### [Records for the exercise]
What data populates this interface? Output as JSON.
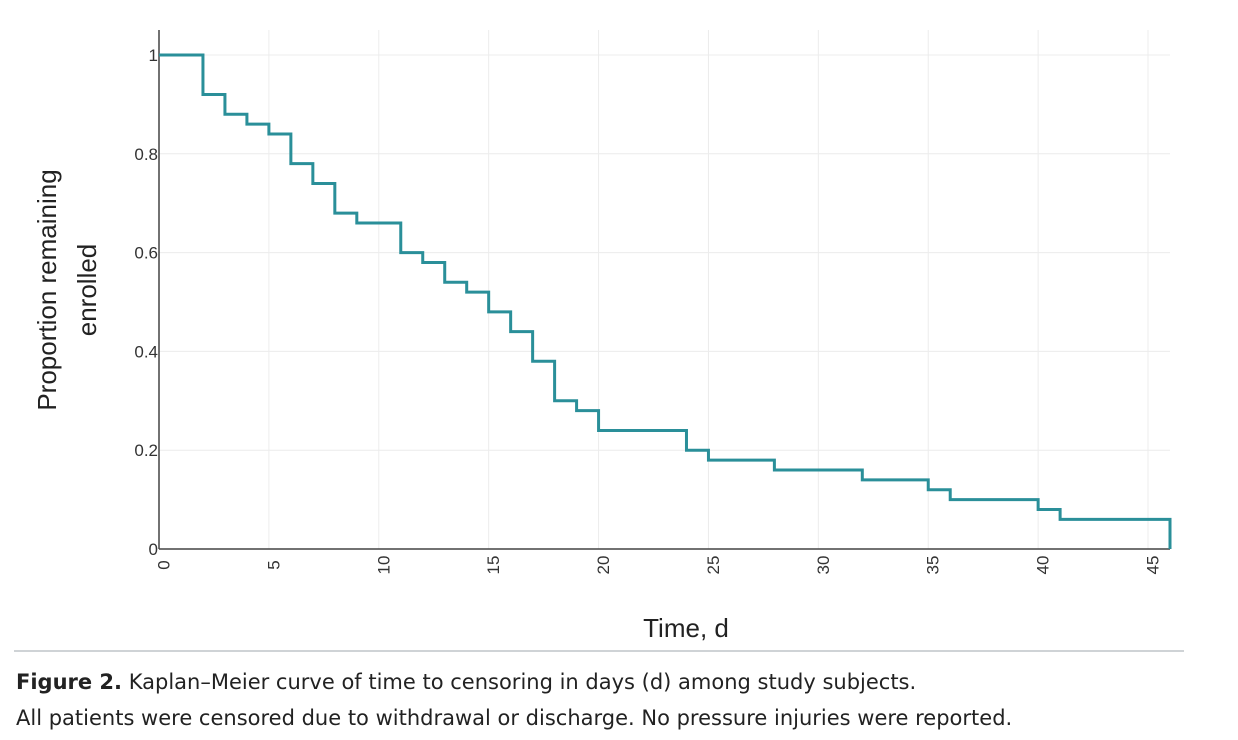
{
  "chart_data": {
    "type": "line",
    "step": "post",
    "xlabel": "Time, d",
    "ylabel": [
      "Proportion remaining",
      "enrolled"
    ],
    "xlim": [
      0,
      46
    ],
    "ylim": [
      0,
      1
    ],
    "x_ticks": [
      0,
      5,
      10,
      15,
      20,
      25,
      30,
      35,
      40,
      45
    ],
    "x_tick_labels": [
      "0",
      "5",
      "10",
      "15",
      "20",
      "25",
      "30",
      "35",
      "40",
      "45"
    ],
    "y_ticks": [
      0,
      0.2,
      0.4,
      0.6,
      0.8,
      1
    ],
    "y_tick_labels": [
      "0",
      "0.2",
      "0.4",
      "0.6",
      "0.8",
      "1"
    ],
    "grid": true,
    "line_color": "#2a8f99",
    "x": [
      0,
      2,
      3,
      4,
      5,
      6,
      7,
      8,
      9,
      11,
      12,
      13,
      14,
      15,
      16,
      17,
      18,
      19,
      20,
      24,
      25,
      28,
      32,
      35,
      36,
      40,
      41,
      46
    ],
    "y": [
      1.0,
      0.92,
      0.88,
      0.86,
      0.84,
      0.78,
      0.74,
      0.68,
      0.66,
      0.6,
      0.58,
      0.54,
      0.52,
      0.48,
      0.44,
      0.38,
      0.3,
      0.28,
      0.24,
      0.2,
      0.18,
      0.16,
      0.14,
      0.12,
      0.1,
      0.08,
      0.06,
      0.0
    ]
  },
  "caption": {
    "label": "Figure 2.",
    "line1": "Kaplan–Meier curve of time to censoring in days (d) among study subjects.",
    "line2": "All patients were censored due to withdrawal or discharge. No pressure injuries were reported."
  }
}
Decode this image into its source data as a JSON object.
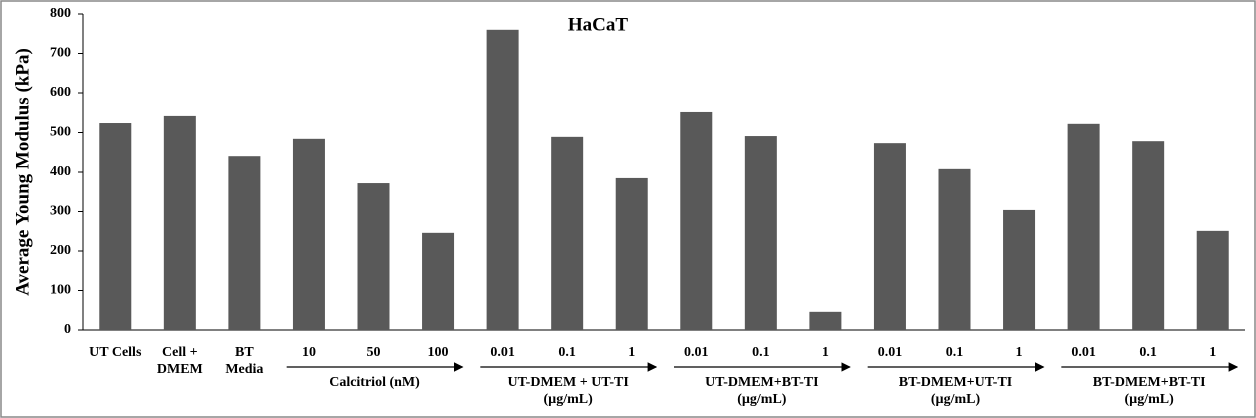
{
  "chart_data": {
    "type": "bar",
    "title": "HaCaT",
    "y_label": "Average Young Modulus (kPa)",
    "categories": [
      [
        "UT Cells"
      ],
      [
        "Cell +",
        "DMEM"
      ],
      [
        "BT",
        "Media"
      ],
      [
        "10"
      ],
      [
        "50"
      ],
      [
        "100"
      ],
      [
        "0.01"
      ],
      [
        "0.1"
      ],
      [
        "1"
      ],
      [
        "0.01"
      ],
      [
        "0.1"
      ],
      [
        "1"
      ],
      [
        "0.01"
      ],
      [
        "0.1"
      ],
      [
        "1"
      ],
      [
        "0.01"
      ],
      [
        "0.1"
      ],
      [
        "1"
      ]
    ],
    "groups": [
      [
        "Calcitriol (nM)"
      ],
      [
        "UT-DMEM + UT-TI",
        "(µg/mL)"
      ],
      [
        "UT-DMEM+BT-TI",
        "(µg/mL)"
      ],
      [
        "BT-DMEM+UT-TI",
        "(µg/mL)"
      ],
      [
        "BT-DMEM+BT-TI",
        "(µg/mL)"
      ]
    ],
    "values": [
      524,
      542,
      440,
      484,
      372,
      246,
      760,
      489,
      385,
      552,
      491,
      46,
      473,
      408,
      304,
      522,
      478,
      251
    ],
    "color": "#595959",
    "ylim": [
      0,
      800
    ],
    "yticks": [
      0,
      100,
      200,
      300,
      400,
      500,
      600,
      700,
      800
    ]
  }
}
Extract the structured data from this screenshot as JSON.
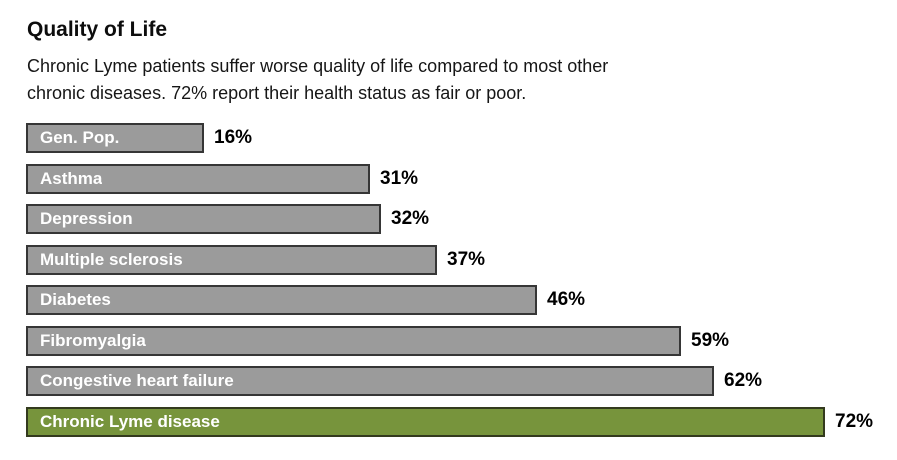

### [Task prompt]
Every line containing the word "this" must be copied from the material above.

### [Your solution]
What data populates this interface? Output as JSON.
Decode this image into its source data as a JSON object.
Extract the structured data from this screenshot as JSON.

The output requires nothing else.